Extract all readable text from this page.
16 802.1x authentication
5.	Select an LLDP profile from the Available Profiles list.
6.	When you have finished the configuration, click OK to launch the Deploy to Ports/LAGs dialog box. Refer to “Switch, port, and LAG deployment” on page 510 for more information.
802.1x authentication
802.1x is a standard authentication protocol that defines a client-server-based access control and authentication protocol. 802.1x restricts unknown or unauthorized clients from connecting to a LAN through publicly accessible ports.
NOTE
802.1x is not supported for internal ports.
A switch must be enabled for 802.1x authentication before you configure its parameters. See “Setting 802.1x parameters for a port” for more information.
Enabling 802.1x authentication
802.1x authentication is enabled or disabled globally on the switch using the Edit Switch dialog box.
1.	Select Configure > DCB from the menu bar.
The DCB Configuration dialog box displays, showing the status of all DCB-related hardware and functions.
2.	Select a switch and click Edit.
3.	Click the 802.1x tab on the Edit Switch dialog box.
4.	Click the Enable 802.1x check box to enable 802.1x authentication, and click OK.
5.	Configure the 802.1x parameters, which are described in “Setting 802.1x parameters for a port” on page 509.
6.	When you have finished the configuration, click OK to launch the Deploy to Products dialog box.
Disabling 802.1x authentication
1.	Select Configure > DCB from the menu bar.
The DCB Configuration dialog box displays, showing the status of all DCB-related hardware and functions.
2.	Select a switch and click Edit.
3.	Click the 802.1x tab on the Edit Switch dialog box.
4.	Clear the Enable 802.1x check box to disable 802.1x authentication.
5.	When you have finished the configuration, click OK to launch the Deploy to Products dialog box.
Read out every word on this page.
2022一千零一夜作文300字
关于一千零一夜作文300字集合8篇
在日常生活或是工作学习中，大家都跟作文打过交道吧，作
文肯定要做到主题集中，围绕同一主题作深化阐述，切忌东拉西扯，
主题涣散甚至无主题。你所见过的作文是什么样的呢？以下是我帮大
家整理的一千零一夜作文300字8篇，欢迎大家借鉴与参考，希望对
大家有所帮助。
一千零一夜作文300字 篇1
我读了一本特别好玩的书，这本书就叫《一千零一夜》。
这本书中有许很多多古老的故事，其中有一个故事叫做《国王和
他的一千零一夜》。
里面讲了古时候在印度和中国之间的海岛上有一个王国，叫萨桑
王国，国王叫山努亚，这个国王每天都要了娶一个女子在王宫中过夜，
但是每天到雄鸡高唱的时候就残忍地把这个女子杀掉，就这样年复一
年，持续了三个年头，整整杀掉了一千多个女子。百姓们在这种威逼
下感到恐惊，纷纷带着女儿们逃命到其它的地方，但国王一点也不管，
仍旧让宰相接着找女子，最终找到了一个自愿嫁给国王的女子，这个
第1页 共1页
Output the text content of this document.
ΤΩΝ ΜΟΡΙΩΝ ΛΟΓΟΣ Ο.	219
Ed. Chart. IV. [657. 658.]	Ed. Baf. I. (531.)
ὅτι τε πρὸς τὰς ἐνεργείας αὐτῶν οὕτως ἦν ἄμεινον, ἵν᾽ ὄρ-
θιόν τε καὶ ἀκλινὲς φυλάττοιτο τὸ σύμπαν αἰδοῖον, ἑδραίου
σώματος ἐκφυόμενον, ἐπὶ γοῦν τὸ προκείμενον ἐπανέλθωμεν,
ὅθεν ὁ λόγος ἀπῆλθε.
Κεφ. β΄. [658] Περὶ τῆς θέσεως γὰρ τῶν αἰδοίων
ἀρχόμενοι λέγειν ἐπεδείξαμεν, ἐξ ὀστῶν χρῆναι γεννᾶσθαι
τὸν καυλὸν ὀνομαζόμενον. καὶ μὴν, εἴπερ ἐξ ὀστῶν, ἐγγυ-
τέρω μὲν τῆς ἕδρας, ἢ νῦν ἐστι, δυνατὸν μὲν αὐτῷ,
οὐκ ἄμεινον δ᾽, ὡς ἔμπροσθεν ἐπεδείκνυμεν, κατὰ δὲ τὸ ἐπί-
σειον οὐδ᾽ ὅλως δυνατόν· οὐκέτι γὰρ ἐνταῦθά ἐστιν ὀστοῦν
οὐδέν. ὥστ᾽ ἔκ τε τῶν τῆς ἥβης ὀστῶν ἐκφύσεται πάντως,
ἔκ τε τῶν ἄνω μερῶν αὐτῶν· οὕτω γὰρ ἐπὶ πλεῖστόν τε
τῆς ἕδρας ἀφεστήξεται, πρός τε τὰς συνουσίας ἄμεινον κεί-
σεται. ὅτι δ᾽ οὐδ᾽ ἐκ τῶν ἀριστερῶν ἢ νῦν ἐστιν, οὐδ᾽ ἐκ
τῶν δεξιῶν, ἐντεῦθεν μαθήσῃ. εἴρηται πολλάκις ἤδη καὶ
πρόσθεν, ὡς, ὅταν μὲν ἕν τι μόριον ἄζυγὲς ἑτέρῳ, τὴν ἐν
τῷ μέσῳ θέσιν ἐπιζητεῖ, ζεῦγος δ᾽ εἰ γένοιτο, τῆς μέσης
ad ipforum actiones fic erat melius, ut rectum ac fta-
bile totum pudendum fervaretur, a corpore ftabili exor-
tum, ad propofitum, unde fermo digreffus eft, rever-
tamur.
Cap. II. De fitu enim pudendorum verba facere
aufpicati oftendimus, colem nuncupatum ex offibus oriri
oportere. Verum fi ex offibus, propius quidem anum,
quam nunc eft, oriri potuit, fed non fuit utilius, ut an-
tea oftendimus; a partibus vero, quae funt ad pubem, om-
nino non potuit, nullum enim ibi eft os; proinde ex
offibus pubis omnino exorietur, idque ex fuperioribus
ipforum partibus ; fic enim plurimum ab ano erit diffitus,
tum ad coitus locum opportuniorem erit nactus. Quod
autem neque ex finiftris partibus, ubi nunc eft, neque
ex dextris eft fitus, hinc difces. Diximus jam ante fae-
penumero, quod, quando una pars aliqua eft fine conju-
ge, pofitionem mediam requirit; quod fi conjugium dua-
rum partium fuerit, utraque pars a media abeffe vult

• Set exercise: Gather every line containing the word "When" and copy it.

• Right answer:
6.	When you have finished the configuration, click OK to launch the Deploy to Ports/LAGs dialog box. Refer to “Switch, port, and LAG deployment” on page 510 for more information.
6.	When you have finished the configuration, click OK to launch the Deploy to Products dialog box.
5.	When you have finished the configuration, click OK to launch the Deploy to Products dialog box.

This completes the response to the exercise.